Rows from a figure dataset
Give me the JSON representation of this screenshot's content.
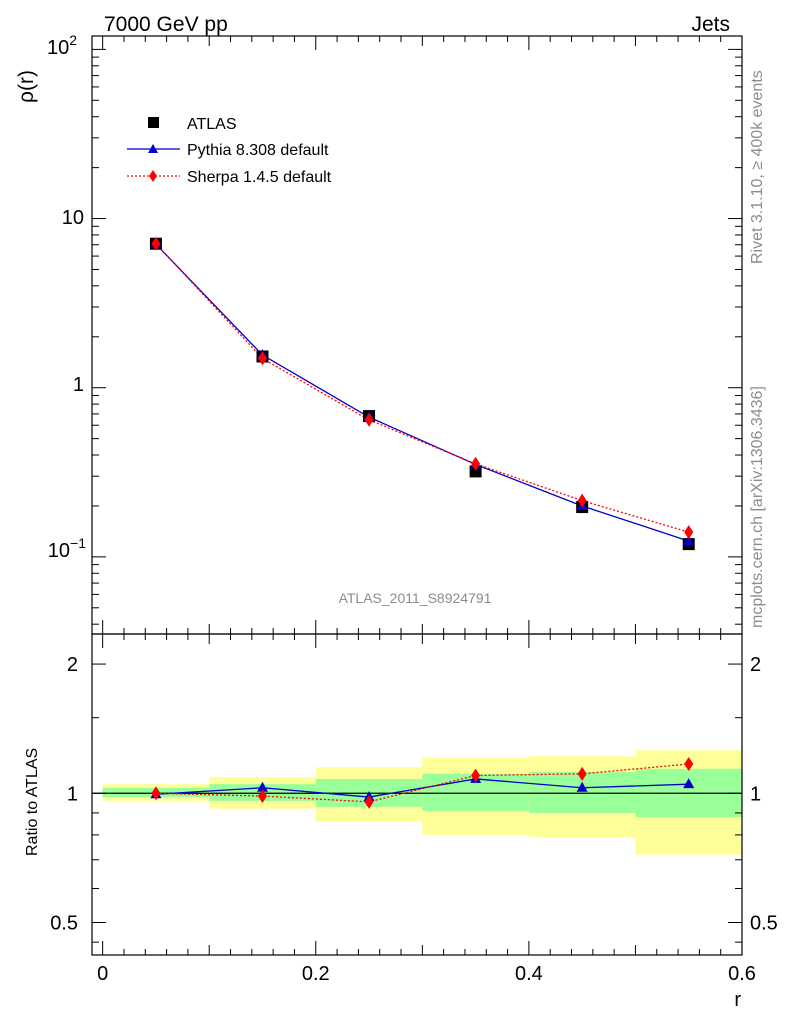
{
  "chart_data": [
    {
      "type": "line",
      "panel": "main",
      "title_left": "7000 GeV pp",
      "title_right": "Jets",
      "ylabel": "ρ(r)",
      "yscale": "log",
      "ylim": [
        0.035,
        120
      ],
      "xlim": [
        -0.01,
        0.6
      ],
      "y_ticks": [
        {
          "value": 100,
          "base": "10",
          "exp": "2"
        },
        {
          "value": 10,
          "label": "10"
        },
        {
          "value": 1,
          "label": "1"
        },
        {
          "value": 0.1,
          "base": "10",
          "exp": "−1"
        }
      ],
      "watermark": "ATLAS_2011_S8924791",
      "side_label_top": "Rivet 3.1.10, ≥ 400k events",
      "side_label_bottom": "mcplots.cern.ch [arXiv:1306.3436]",
      "x": [
        0.05,
        0.15,
        0.25,
        0.35,
        0.45,
        0.55
      ],
      "series": [
        {
          "name": "ATLAS",
          "marker": "square",
          "color": "#000000",
          "values": [
            7.1,
            1.53,
            0.68,
            0.32,
            0.197,
            0.119
          ]
        },
        {
          "name": "Pythia 8.308 default",
          "marker": "triangle",
          "color": "#0000cc",
          "line": "solid",
          "values": [
            7.05,
            1.56,
            0.67,
            0.352,
            0.2,
            0.124
          ]
        },
        {
          "name": "Sherpa 1.4.5 default",
          "marker": "diamond",
          "color": "#ff0000",
          "line": "dotted",
          "values": [
            7.1,
            1.49,
            0.645,
            0.355,
            0.215,
            0.14
          ]
        }
      ]
    },
    {
      "type": "line",
      "panel": "ratio",
      "ylabel": "Ratio to ATLAS",
      "xlabel": "r",
      "yscale": "log",
      "ylim": [
        0.42,
        2.35
      ],
      "xlim": [
        -0.01,
        0.6
      ],
      "x_ticks": [
        "0",
        "0.2",
        "0.4",
        "0.6"
      ],
      "x_tick_values": [
        0,
        0.2,
        0.4,
        0.6
      ],
      "y_ticks": [
        "0.5",
        "1",
        "2"
      ],
      "y_tick_values": [
        0.5,
        1,
        2
      ],
      "bins": [
        [
          0,
          0.1
        ],
        [
          0.1,
          0.2
        ],
        [
          0.2,
          0.3
        ],
        [
          0.3,
          0.4
        ],
        [
          0.4,
          0.5
        ],
        [
          0.5,
          0.6
        ]
      ],
      "band_yellow": [
        [
          0.96,
          1.05
        ],
        [
          0.92,
          1.09
        ],
        [
          0.86,
          1.15
        ],
        [
          0.8,
          1.21
        ],
        [
          0.79,
          1.22
        ],
        [
          0.72,
          1.26
        ]
      ],
      "band_green": [
        [
          0.98,
          1.03
        ],
        [
          0.96,
          1.05
        ],
        [
          0.93,
          1.08
        ],
        [
          0.91,
          1.11
        ],
        [
          0.9,
          1.12
        ],
        [
          0.88,
          1.14
        ]
      ],
      "x": [
        0.05,
        0.15,
        0.25,
        0.35,
        0.45,
        0.55
      ],
      "series": [
        {
          "name": "Pythia 8.308 default",
          "color": "#0000cc",
          "values": [
            0.995,
            1.03,
            0.98,
            1.08,
            1.03,
            1.05
          ]
        },
        {
          "name": "Sherpa 1.4.5 default",
          "color": "#ff0000",
          "values": [
            1.0,
            0.985,
            0.955,
            1.1,
            1.11,
            1.17
          ]
        }
      ]
    }
  ],
  "colors": {
    "band_yellow": "#ffff99",
    "band_green": "#99ff99",
    "pythia": "#0000cc",
    "sherpa": "#ff0000",
    "data": "#000000"
  }
}
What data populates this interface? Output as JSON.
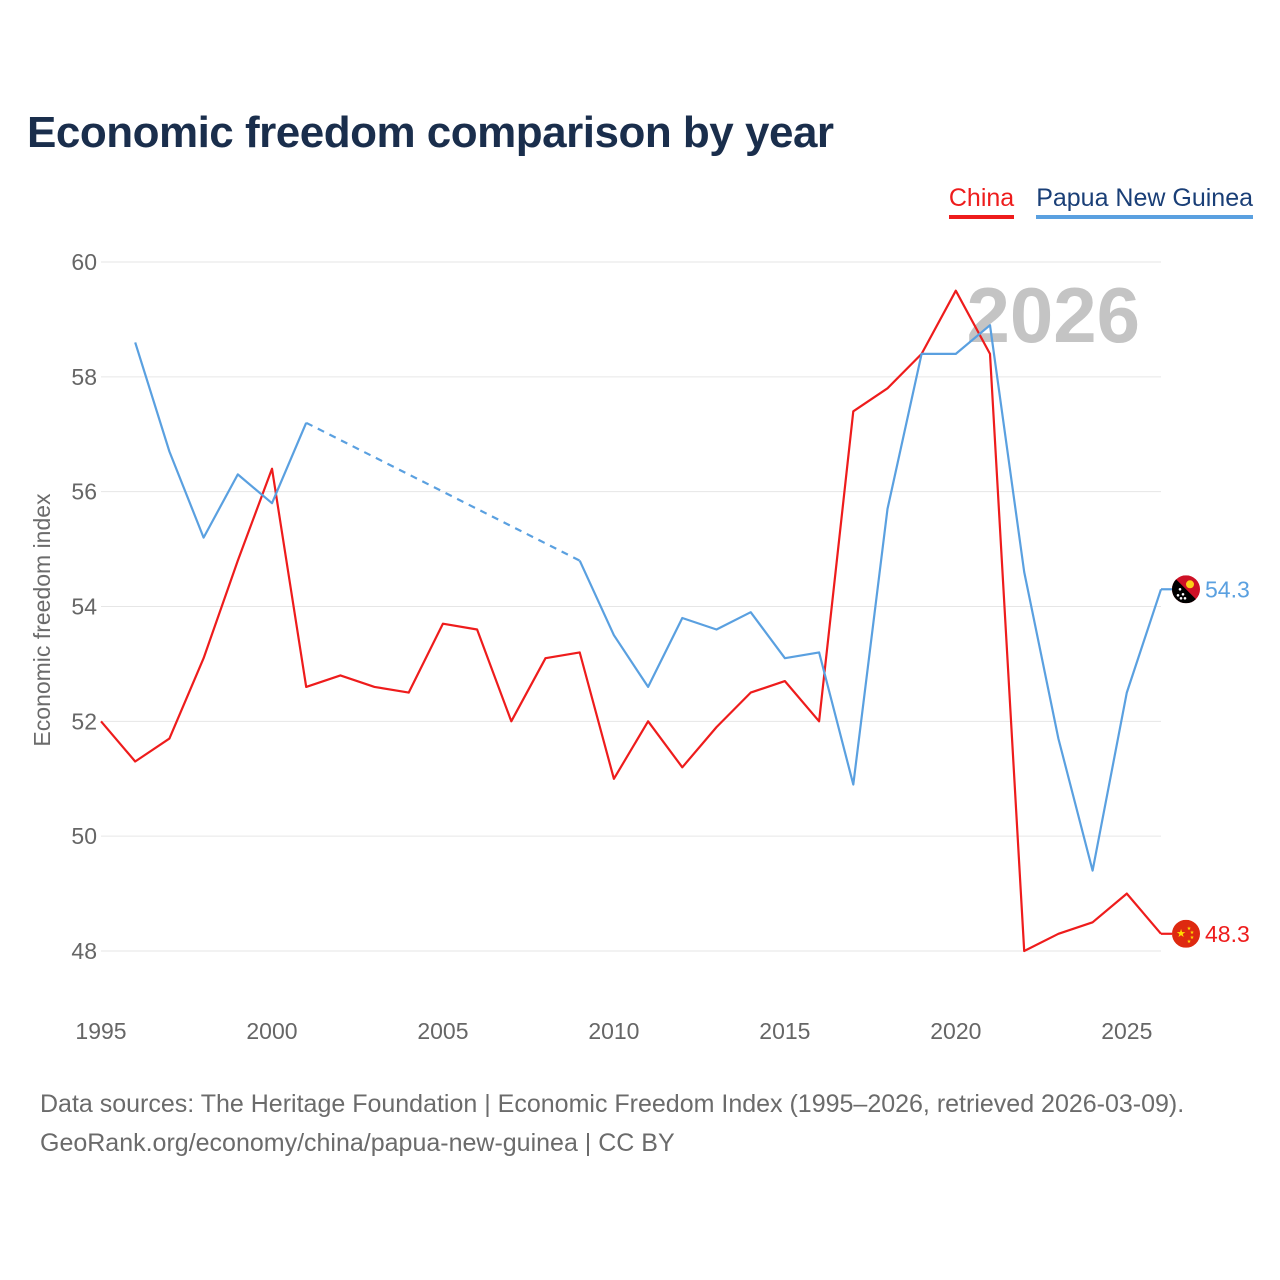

## Directions for this task
Output the records above exactly as they are, leaving out the pictures.

## Solution
Give me the JSON representation of this screenshot's content.
{
  "chart_data": [
    {
      "type": "line",
      "panel": "main",
      "title_left": "7000 GeV pp",
      "title_right": "Jets",
      "ylabel": "ρ(r)",
      "yscale": "log",
      "ylim": [
        0.035,
        120
      ],
      "xlim": [
        -0.01,
        0.6
      ],
      "y_ticks": [
        {
          "value": 100,
          "base": "10",
          "exp": "2"
        },
        {
          "value": 10,
          "label": "10"
        },
        {
          "value": 1,
          "label": "1"
        },
        {
          "value": 0.1,
          "base": "10",
          "exp": "−1"
        }
      ],
      "watermark": "ATLAS_2011_S8924791",
      "side_label_top": "Rivet 3.1.10, ≥ 400k events",
      "side_label_bottom": "mcplots.cern.ch [arXiv:1306.3436]",
      "x": [
        0.05,
        0.15,
        0.25,
        0.35,
        0.45,
        0.55
      ],
      "series": [
        {
          "name": "ATLAS",
          "marker": "square",
          "color": "#000000",
          "values": [
            7.1,
            1.53,
            0.68,
            0.32,
            0.197,
            0.119
          ]
        },
        {
          "name": "Pythia 8.308 default",
          "marker": "triangle",
          "color": "#0000cc",
          "line": "solid",
          "values": [
            7.05,
            1.56,
            0.67,
            0.352,
            0.2,
            0.124
          ]
        },
        {
          "name": "Sherpa 1.4.5 default",
          "marker": "diamond",
          "color": "#ff0000",
          "line": "dotted",
          "values": [
            7.1,
            1.49,
            0.645,
            0.355,
            0.215,
            0.14
          ]
        }
      ]
    },
    {
      "type": "line",
      "panel": "ratio",
      "ylabel": "Ratio to ATLAS",
      "xlabel": "r",
      "yscale": "log",
      "ylim": [
        0.42,
        2.35
      ],
      "xlim": [
        -0.01,
        0.6
      ],
      "x_ticks": [
        "0",
        "0.2",
        "0.4",
        "0.6"
      ],
      "x_tick_values": [
        0,
        0.2,
        0.4,
        0.6
      ],
      "y_ticks": [
        "0.5",
        "1",
        "2"
      ],
      "y_tick_values": [
        0.5,
        1,
        2
      ],
      "bins": [
        [
          0,
          0.1
        ],
        [
          0.1,
          0.2
        ],
        [
          0.2,
          0.3
        ],
        [
          0.3,
          0.4
        ],
        [
          0.4,
          0.5
        ],
        [
          0.5,
          0.6
        ]
      ],
      "band_yellow": [
        [
          0.96,
          1.05
        ],
        [
          0.92,
          1.09
        ],
        [
          0.86,
          1.15
        ],
        [
          0.8,
          1.21
        ],
        [
          0.79,
          1.22
        ],
        [
          0.72,
          1.26
        ]
      ],
      "band_green": [
        [
          0.98,
          1.03
        ],
        [
          0.96,
          1.05
        ],
        [
          0.93,
          1.08
        ],
        [
          0.91,
          1.11
        ],
        [
          0.9,
          1.12
        ],
        [
          0.88,
          1.14
        ]
      ],
      "x": [
        0.05,
        0.15,
        0.25,
        0.35,
        0.45,
        0.55
      ],
      "series": [
        {
          "name": "Pythia 8.308 default",
          "color": "#0000cc",
          "values": [
            0.995,
            1.03,
            0.98,
            1.08,
            1.03,
            1.05
          ]
        },
        {
          "name": "Sherpa 1.4.5 default",
          "color": "#ff0000",
          "values": [
            1.0,
            0.985,
            0.955,
            1.1,
            1.11,
            1.17
          ]
        }
      ]
    }
  ],
  "colors": {
    "band_yellow": "#ffff99",
    "band_green": "#99ff99",
    "pythia": "#0000cc",
    "sherpa": "#ff0000",
    "data": "#000000"
  }
}
What data populates this interface? Output as JSON.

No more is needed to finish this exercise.